AIM:
Report every line in the listing that contains the string "xxxxx".
**********
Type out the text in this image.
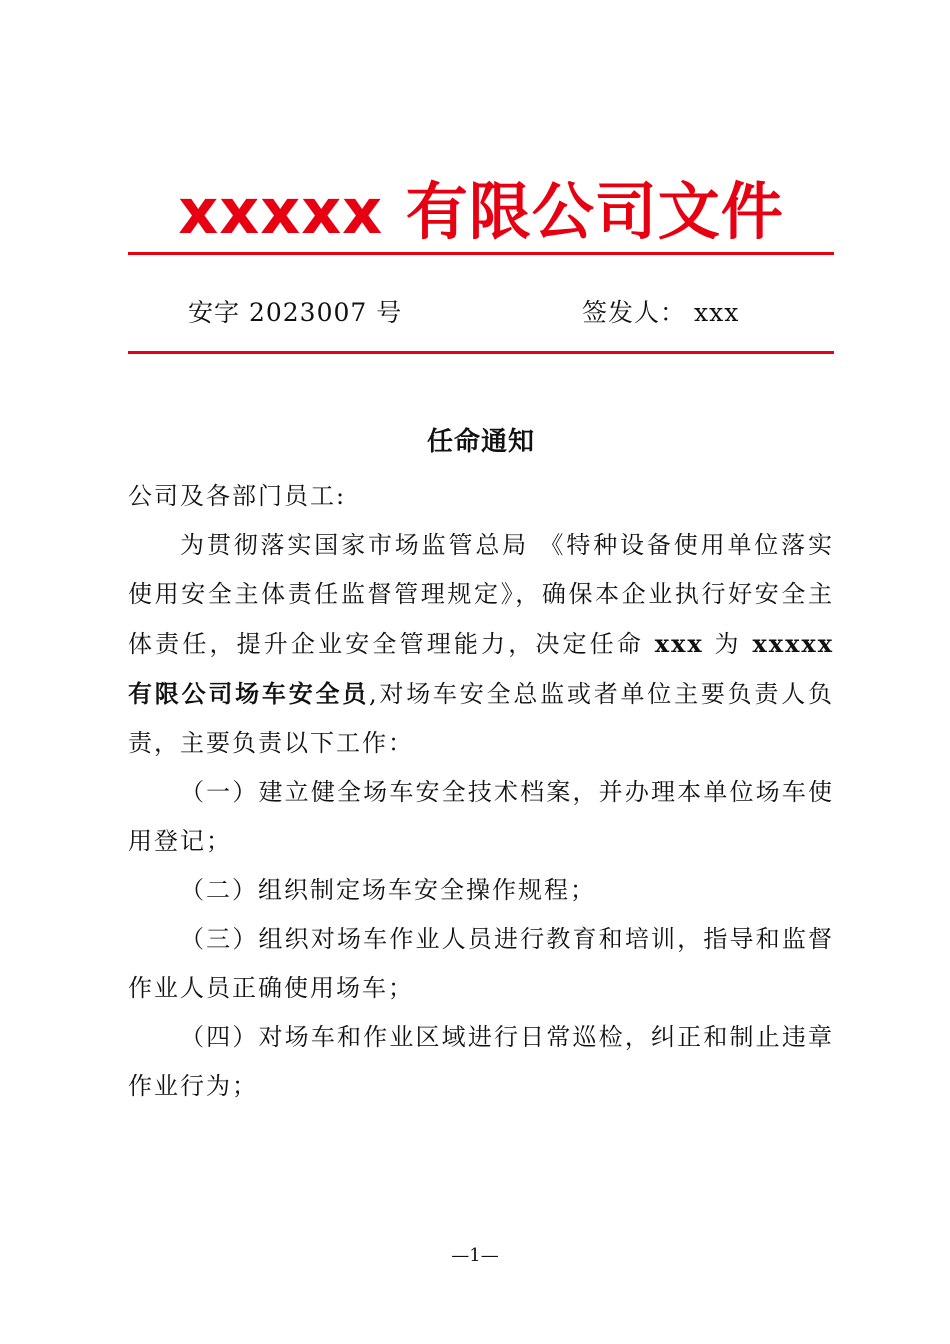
xxxxx 有限公司文件
安字 2023007 号	签发人： xxx
任命通知

公司及各部门员工:

为贯彻落实国家市场监管总局 《特种设备使用单位落实使用安全主体责任监督管理规定》，确保本企业执行好安全主体责任，提升企业安全管理能力，决定任命 xxx 为 xxxxx 有限公司场车安全员,对场车安全总监或者单位主要负责人负责，主要负责以下工作：

（一）建立健全场车安全技术档案，并办理本单位场车使用登记；

（二）组织制定场车安全操作规程；

（三）组织对场车作业人员进行教育和培训，指导和监督作业人员正确使用场车；

（四）对场车和作业区域进行日常巡检，纠正和制止违章作业行为；

—1—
**********
SOLUTION FOR THIS EXERCISE:
xxxxx 有限公司文件
为贯彻落实国家市场监管总局 《特种设备使用单位落实使用安全主体责任监督管理规定》，确保本企业执行好安全主体责任，提升企业安全管理能力，决定任命 xxx 为 xxxxx 有限公司场车安全员,对场车安全总监或者单位主要负责人负责，主要负责以下工作：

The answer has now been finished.